start Input

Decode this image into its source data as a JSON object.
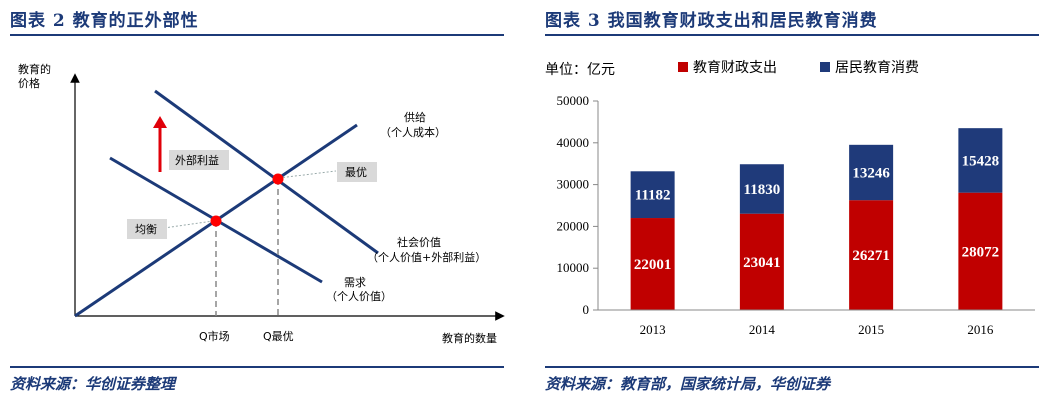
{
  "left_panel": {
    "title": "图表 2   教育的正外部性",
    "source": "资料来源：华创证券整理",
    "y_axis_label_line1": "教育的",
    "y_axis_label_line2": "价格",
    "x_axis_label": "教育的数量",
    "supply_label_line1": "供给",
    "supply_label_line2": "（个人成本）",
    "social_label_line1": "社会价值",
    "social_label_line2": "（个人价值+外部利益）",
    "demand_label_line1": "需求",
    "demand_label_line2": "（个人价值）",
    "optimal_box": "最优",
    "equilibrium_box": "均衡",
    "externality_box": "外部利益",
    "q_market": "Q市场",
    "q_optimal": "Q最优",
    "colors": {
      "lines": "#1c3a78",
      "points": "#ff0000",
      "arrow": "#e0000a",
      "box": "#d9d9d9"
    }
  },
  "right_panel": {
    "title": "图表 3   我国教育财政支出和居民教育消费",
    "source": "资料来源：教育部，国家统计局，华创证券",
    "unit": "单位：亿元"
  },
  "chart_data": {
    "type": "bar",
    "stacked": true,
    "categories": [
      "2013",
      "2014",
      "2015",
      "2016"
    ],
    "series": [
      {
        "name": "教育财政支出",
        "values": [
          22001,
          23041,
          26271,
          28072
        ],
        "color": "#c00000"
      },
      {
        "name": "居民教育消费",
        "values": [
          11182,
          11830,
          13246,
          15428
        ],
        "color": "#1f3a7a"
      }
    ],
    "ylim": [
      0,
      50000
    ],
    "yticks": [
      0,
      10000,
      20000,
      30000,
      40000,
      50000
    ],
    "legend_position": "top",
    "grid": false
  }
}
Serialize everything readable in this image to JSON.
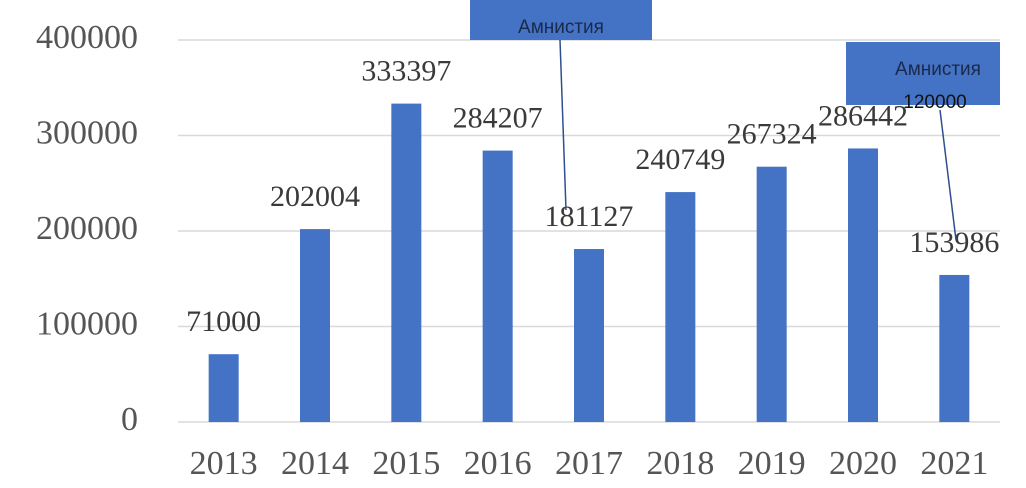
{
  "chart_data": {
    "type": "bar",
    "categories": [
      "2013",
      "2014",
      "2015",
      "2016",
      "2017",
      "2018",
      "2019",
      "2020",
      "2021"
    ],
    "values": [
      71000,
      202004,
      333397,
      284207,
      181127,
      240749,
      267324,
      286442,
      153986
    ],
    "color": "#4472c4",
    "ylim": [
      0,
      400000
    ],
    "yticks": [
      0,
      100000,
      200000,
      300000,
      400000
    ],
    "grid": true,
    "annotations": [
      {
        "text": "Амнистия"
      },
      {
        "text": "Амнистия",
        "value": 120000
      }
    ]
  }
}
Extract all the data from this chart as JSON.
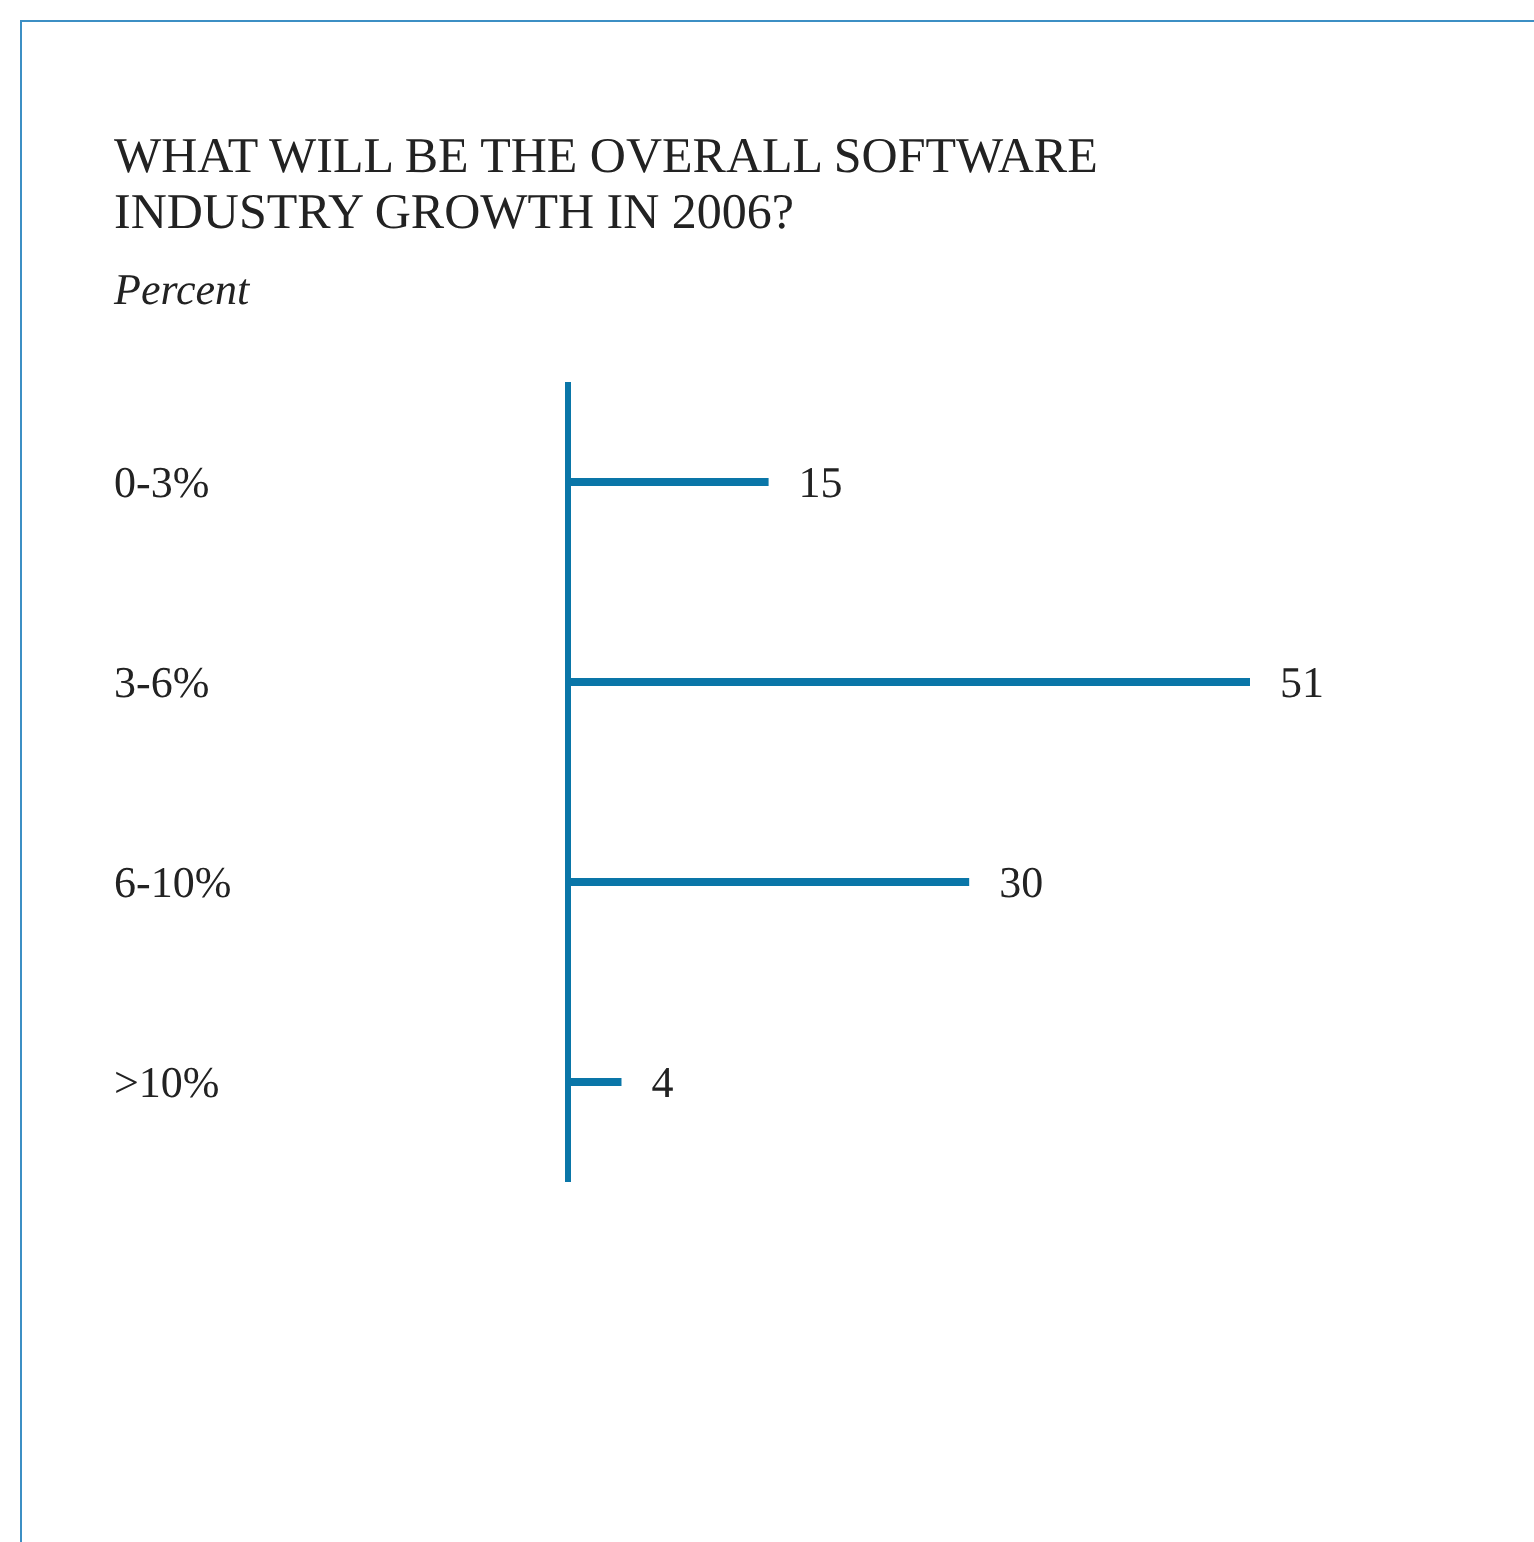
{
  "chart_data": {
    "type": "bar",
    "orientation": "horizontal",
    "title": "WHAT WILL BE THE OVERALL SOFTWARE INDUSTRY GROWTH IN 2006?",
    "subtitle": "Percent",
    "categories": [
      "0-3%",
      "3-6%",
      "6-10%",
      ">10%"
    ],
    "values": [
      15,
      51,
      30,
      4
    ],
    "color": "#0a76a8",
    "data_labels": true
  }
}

end Input

• [Required task]
Within the records above, how many lines include the word "个人价值"? State the number by itself.

• [Exercise solution]
2